#### Task instructions
Quote the lines below word for word, leaving out the pictures.

#### Records for this task
--------
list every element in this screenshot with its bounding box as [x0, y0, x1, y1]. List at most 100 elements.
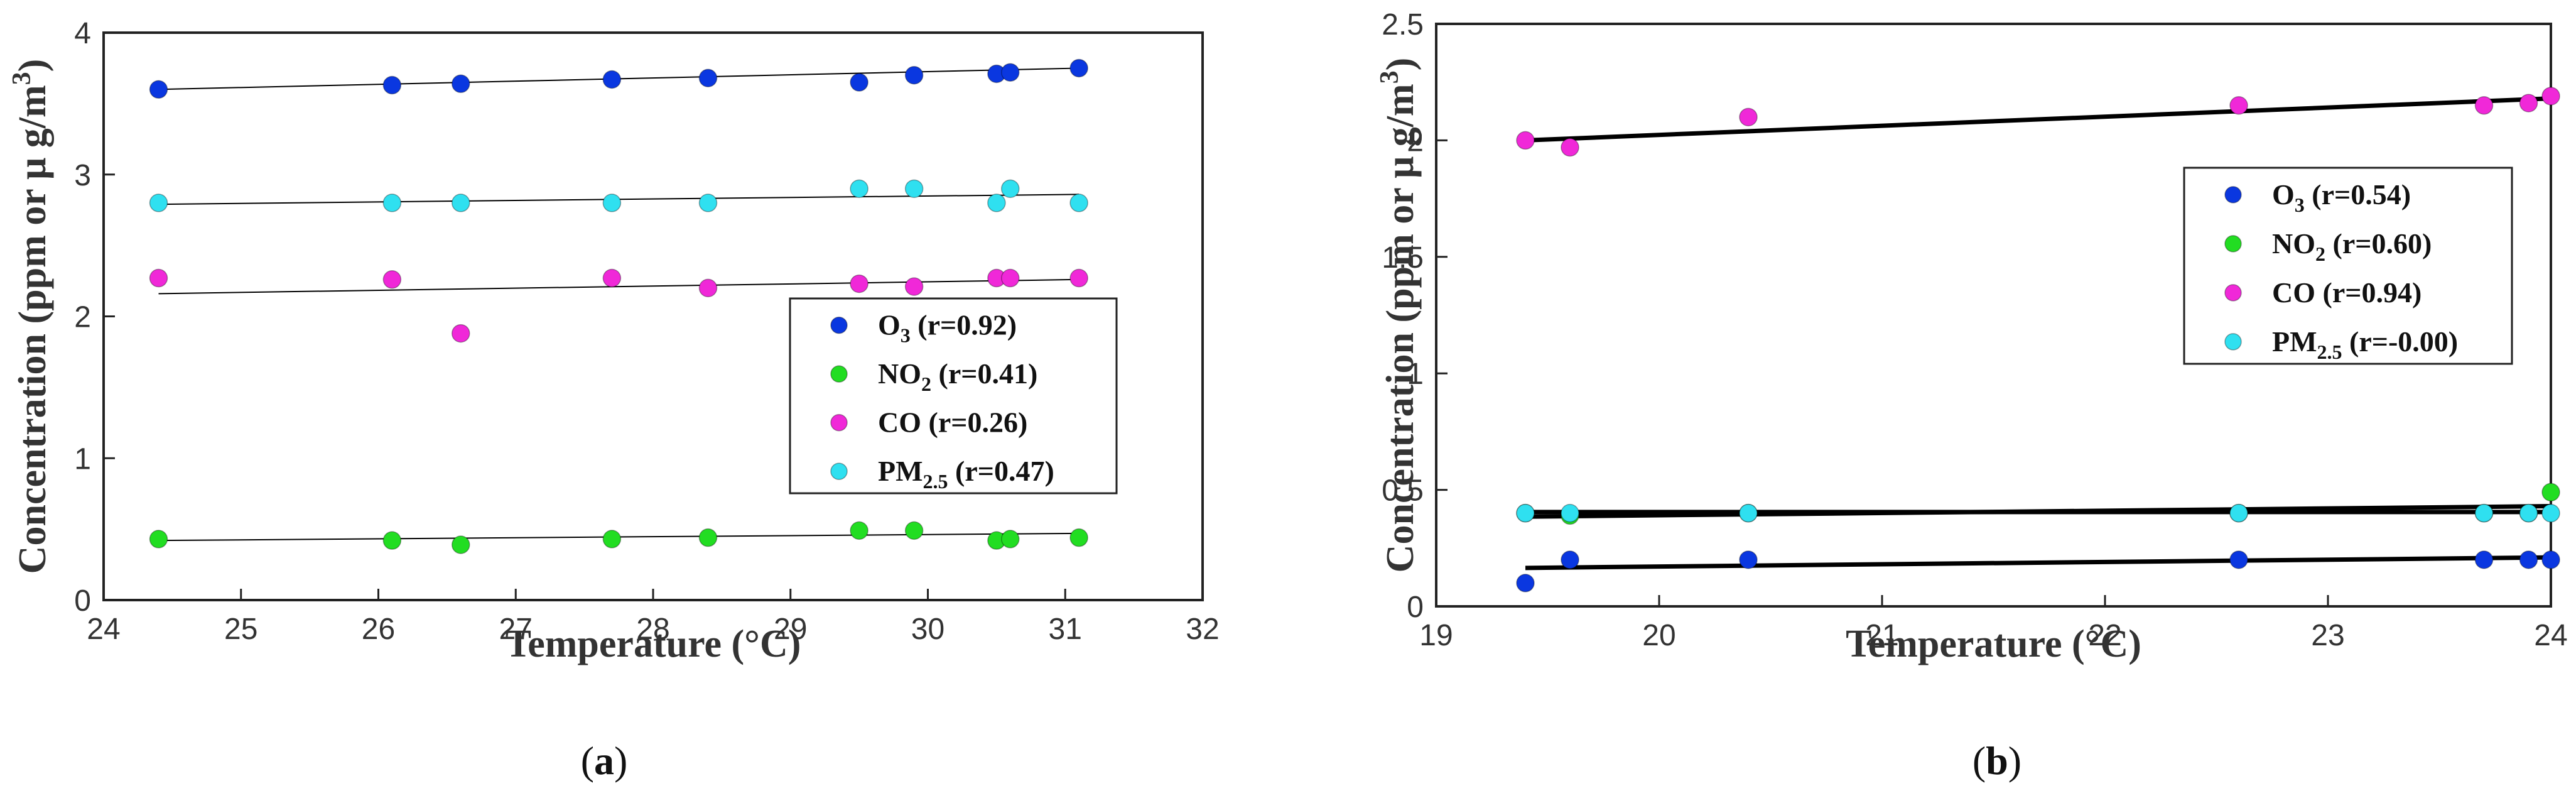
- panel-b-y-label-main: Concentration (ppm or μ g/m: [1379, 84, 1422, 572]
- legend-entry: CO (r=0.26): [878, 407, 1027, 439]
- data-point-o3: [602, 70, 622, 89]
- legend-series-name: NO: [878, 358, 921, 390]
- data-point-o3: [1516, 574, 1535, 593]
- legend-series-subscript: 3: [2295, 194, 2305, 216]
- x-tick-label: 25: [224, 613, 257, 646]
- data-point-no2: [602, 530, 622, 549]
- legend-marker: [830, 462, 848, 480]
- x-tick-label: 24: [2534, 619, 2567, 652]
- data-point-pm25: [382, 194, 402, 212]
- data-point-co: [850, 274, 869, 293]
- data-point-no2: [452, 535, 470, 554]
- legend-r-value: (r=0.54): [2305, 178, 2411, 210]
- data-point-pm25: [698, 194, 718, 212]
- data-point-co: [1561, 138, 1579, 157]
- fit-line-o3: [1525, 555, 2552, 571]
- data-point-o3: [1739, 550, 1758, 569]
- panel-a-y-label-close: ): [11, 59, 54, 72]
- data-point-no2: [904, 521, 924, 540]
- legend-r-value: (r=0.94): [2315, 276, 2422, 309]
- x-tick-label: 28: [636, 613, 669, 646]
- data-point-o3: [2229, 550, 2248, 569]
- legend-r-value: (r=0.41): [931, 358, 1037, 390]
- x-tick-label: 22: [2088, 619, 2121, 652]
- legend-marker: [2224, 235, 2242, 253]
- panel-b-caption: (b): [1973, 738, 2021, 783]
- data-point-no2: [698, 528, 718, 547]
- data-point-pm25: [987, 194, 1006, 212]
- legend-entry: CO (r=0.94): [2272, 276, 2422, 309]
- legend-series-name: O: [878, 309, 901, 341]
- x-tick-label: 19: [1419, 619, 1453, 652]
- y-tick-label: 1.5: [1382, 241, 1424, 275]
- x-tick-label: 26: [362, 613, 395, 646]
- data-point-o3: [850, 73, 869, 92]
- data-point-pm25: [1001, 179, 1020, 199]
- legend-series-name: CO: [878, 407, 921, 439]
- data-point-pm25: [2229, 503, 2248, 523]
- panel-a-y-label-sup: 3: [8, 72, 36, 85]
- x-tick-label: 29: [774, 613, 807, 646]
- x-tick-label: 23: [2311, 619, 2344, 652]
- data-point-o3: [2474, 550, 2494, 569]
- panel-b-y-axis-label: Concentration (ppm or μ g/m3): [1375, 58, 1422, 573]
- data-point-pm25: [850, 179, 869, 199]
- panel-b: 19 20 21 22 23 24 00.511.522.5 Temperature (°…: [1375, 8, 2568, 783]
- legend-series-subscript: 2: [921, 373, 931, 395]
- legend-series-subscript: 3: [901, 324, 911, 347]
- data-point-no2: [382, 531, 402, 550]
- data-point-co: [904, 277, 924, 296]
- y-tick-label: 1: [74, 442, 91, 476]
- legend-series-name: PM: [878, 455, 923, 487]
- panel-b-caption-close: ): [2008, 738, 2021, 783]
- x-tick-label: 24: [87, 613, 120, 646]
- panel-a-x-axis-label: Temperature (°C): [506, 623, 801, 665]
- data-point-co: [1739, 107, 1758, 127]
- data-point-co: [698, 278, 718, 298]
- legend-series-name: PM: [2272, 325, 2317, 358]
- panel-a-caption-open: (: [581, 738, 594, 783]
- panel-b-legend: O3 (r=0.54) NO2 (r=0.60) CO (r=0.94) PM2.5 …: [2183, 167, 2513, 365]
- legend-entry: O3 (r=0.54): [2272, 178, 2411, 216]
- data-point-pm25: [1516, 503, 1535, 523]
- legend-r-value: (r=0.92): [911, 309, 1017, 341]
- legend-r-value: (r=0.47): [948, 455, 1054, 487]
- legend-r-value: (r=0.26): [921, 407, 1027, 439]
- y-tick-label: 2.5: [1382, 8, 1424, 41]
- data-point-co: [452, 324, 470, 343]
- data-point-o3: [382, 75, 402, 95]
- legend-series-name: O: [2272, 178, 2295, 210]
- legend-marker: [830, 316, 848, 334]
- data-point-pm25: [2541, 503, 2560, 523]
- legend-entry: NO2 (r=0.60): [2272, 227, 2432, 265]
- data-point-co: [1001, 268, 1020, 288]
- x-tick-label: 21: [1865, 619, 1898, 652]
- y-tick-label: 1: [1407, 358, 1424, 391]
- y-tick-label: 0: [74, 584, 91, 618]
- panel-b-y-label-close: ): [1379, 58, 1422, 71]
- data-point-o3: [904, 65, 924, 85]
- x-tick-label: 31: [1049, 613, 1082, 646]
- data-point-o3: [2519, 550, 2538, 569]
- data-point-o3: [1001, 63, 1020, 82]
- data-point-pm25: [1069, 194, 1088, 212]
- x-tick-label: 20: [1642, 619, 1675, 652]
- panel-b-y-label-sup: 3: [1375, 70, 1404, 84]
- legend-marker: [2224, 186, 2242, 204]
- data-point-pm25: [602, 194, 622, 212]
- legend-entry: PM2.5 (r=0.47): [878, 455, 1054, 493]
- legend-r-value: (r=0.60): [2325, 227, 2432, 260]
- data-point-no2: [850, 521, 869, 540]
- data-point-pm25: [2519, 503, 2538, 523]
- data-point-co: [2519, 94, 2538, 112]
- data-point-co: [602, 268, 622, 288]
- data-point-pm25: [2474, 503, 2494, 523]
- data-point-co: [2541, 87, 2560, 106]
- data-point-co: [1069, 268, 1088, 288]
- data-point-no2: [1069, 528, 1088, 547]
- legend-series-name: CO: [2272, 276, 2315, 309]
- panel-b-caption-open: (: [1973, 738, 1986, 783]
- legend-entry: O3 (r=0.92): [878, 309, 1017, 347]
--------
#### Result below
list every element in this screenshot with its bounding box as [x0, y0, x1, y1]. List at most 100 elements.
- panel-b-y-label-main: Concentration (ppm or μ g/m: [1379, 84, 1422, 572]
- legend-entry: CO (r=0.26): [878, 407, 1027, 439]
- data-point-o3: [602, 70, 622, 89]
- legend-series-name: NO: [878, 358, 921, 390]
- data-point-o3: [1516, 574, 1535, 593]
- legend-series-subscript: 3: [2295, 194, 2305, 216]
- x-tick-label: 25: [224, 613, 257, 646]
- data-point-no2: [602, 530, 622, 549]
- legend-marker: [830, 462, 848, 480]
- x-tick-label: 24: [2534, 619, 2567, 652]
- data-point-pm25: [382, 194, 402, 212]
- data-point-co: [850, 274, 869, 293]
- data-point-no2: [452, 535, 470, 554]
- legend-r-value: (r=0.54): [2305, 178, 2411, 210]
- data-point-pm25: [698, 194, 718, 212]
- data-point-co: [1561, 138, 1579, 157]
- fit-line-o3: [1525, 555, 2552, 571]
- data-point-o3: [1739, 550, 1758, 569]
- panel-a-y-label-close: ): [11, 59, 54, 72]
- data-point-no2: [904, 521, 924, 540]
- legend-r-value: (r=0.94): [2315, 276, 2422, 309]
- x-tick-label: 28: [636, 613, 669, 646]
- data-point-o3: [2229, 550, 2248, 569]
- legend-r-value: (r=0.41): [931, 358, 1037, 390]
- x-tick-label: 22: [2088, 619, 2121, 652]
- legend-marker: [2224, 235, 2242, 253]
- panel-b-caption: (b): [1973, 738, 2021, 783]
- data-point-no2: [698, 528, 718, 547]
- data-point-pm25: [987, 194, 1006, 212]
- legend-entry: CO (r=0.94): [2272, 276, 2422, 309]
- legend-series-name: O: [878, 309, 901, 341]
- x-tick-label: 19: [1419, 619, 1453, 652]
- y-tick-label: 1.5: [1382, 241, 1424, 275]
- x-tick-label: 26: [362, 613, 395, 646]
- data-point-o3: [850, 73, 869, 92]
- data-point-pm25: [1001, 179, 1020, 199]
- legend-series-name: CO: [878, 407, 921, 439]
- data-point-pm25: [2229, 503, 2248, 523]
- panel-a-y-label-sup: 3: [8, 72, 36, 85]
- x-tick-label: 29: [774, 613, 807, 646]
- x-tick-label: 23: [2311, 619, 2344, 652]
- data-point-o3: [2474, 550, 2494, 569]
- panel-b-y-axis-label: Concentration (ppm or μ g/m3): [1375, 58, 1422, 573]
- data-point-pm25: [850, 179, 869, 199]
- panel-b: 19 20 21 22 23 24 00.511.522.5 Temperature (°…: [1375, 8, 2568, 783]
- legend-series-subscript: 2: [921, 373, 931, 395]
- legend-series-subscript: 3: [901, 324, 911, 347]
- data-point-no2: [382, 531, 402, 550]
- data-point-co: [904, 277, 924, 296]
- y-tick-label: 1: [74, 442, 91, 476]
- legend-series-name: PM: [878, 455, 923, 487]
- panel-b-caption-close: ): [2008, 738, 2021, 783]
- x-tick-label: 24: [87, 613, 120, 646]
- panel-a-x-axis-label: Temperature (°C): [506, 623, 801, 665]
- data-point-co: [1739, 107, 1758, 127]
- data-point-co: [698, 278, 718, 298]
- legend-series-name: PM: [2272, 325, 2317, 358]
- panel-a-caption-open: (: [581, 738, 594, 783]
- panel-b-legend: O3 (r=0.54) NO2 (r=0.60) CO (r=0.94) PM2.5 …: [2183, 167, 2513, 365]
- legend-entry: O3 (r=0.54): [2272, 178, 2411, 216]
- data-point-pm25: [1516, 503, 1535, 523]
- legend-r-value: (r=0.92): [911, 309, 1017, 341]
- legend-r-value: (r=0.47): [948, 455, 1054, 487]
- legend-r-value: (r=0.26): [921, 407, 1027, 439]
- y-tick-label: 2.5: [1382, 8, 1424, 41]
- data-point-co: [452, 324, 470, 343]
- data-point-o3: [382, 75, 402, 95]
- legend-series-name: O: [2272, 178, 2295, 210]
- legend-marker: [830, 316, 848, 334]
- data-point-pm25: [2541, 503, 2560, 523]
- legend-entry: NO2 (r=0.60): [2272, 227, 2432, 265]
- data-point-co: [1001, 268, 1020, 288]
- x-tick-label: 21: [1865, 619, 1898, 652]
- y-tick-label: 1: [1407, 358, 1424, 391]
- y-tick-label: 0: [74, 584, 91, 618]
- panel-b-y-label-close: ): [1379, 58, 1422, 71]
- data-point-o3: [904, 65, 924, 85]
- x-tick-label: 31: [1049, 613, 1082, 646]
- data-point-o3: [2519, 550, 2538, 569]
- data-point-o3: [1001, 63, 1020, 82]
- data-point-pm25: [1069, 194, 1088, 212]
- x-tick-label: 20: [1642, 619, 1675, 652]
- panel-b-y-label-sup: 3: [1375, 70, 1404, 84]
- legend-marker: [2224, 186, 2242, 204]
- data-point-pm25: [602, 194, 622, 212]
- legend-entry: PM2.5 (r=0.47): [878, 455, 1054, 493]
- legend-r-value: (r=0.60): [2325, 227, 2432, 260]
- data-point-no2: [850, 521, 869, 540]
- data-point-pm25: [2519, 503, 2538, 523]
- data-point-co: [2519, 94, 2538, 112]
- data-point-co: [602, 268, 622, 288]
- data-point-pm25: [2474, 503, 2494, 523]
- data-point-co: [2541, 87, 2560, 106]
- data-point-co: [1069, 268, 1088, 288]
- data-point-no2: [1069, 528, 1088, 547]
- legend-series-name: CO: [2272, 276, 2315, 309]
- panel-b-caption-open: (: [1973, 738, 1986, 783]
- legend-entry: O3 (r=0.92): [878, 309, 1017, 347]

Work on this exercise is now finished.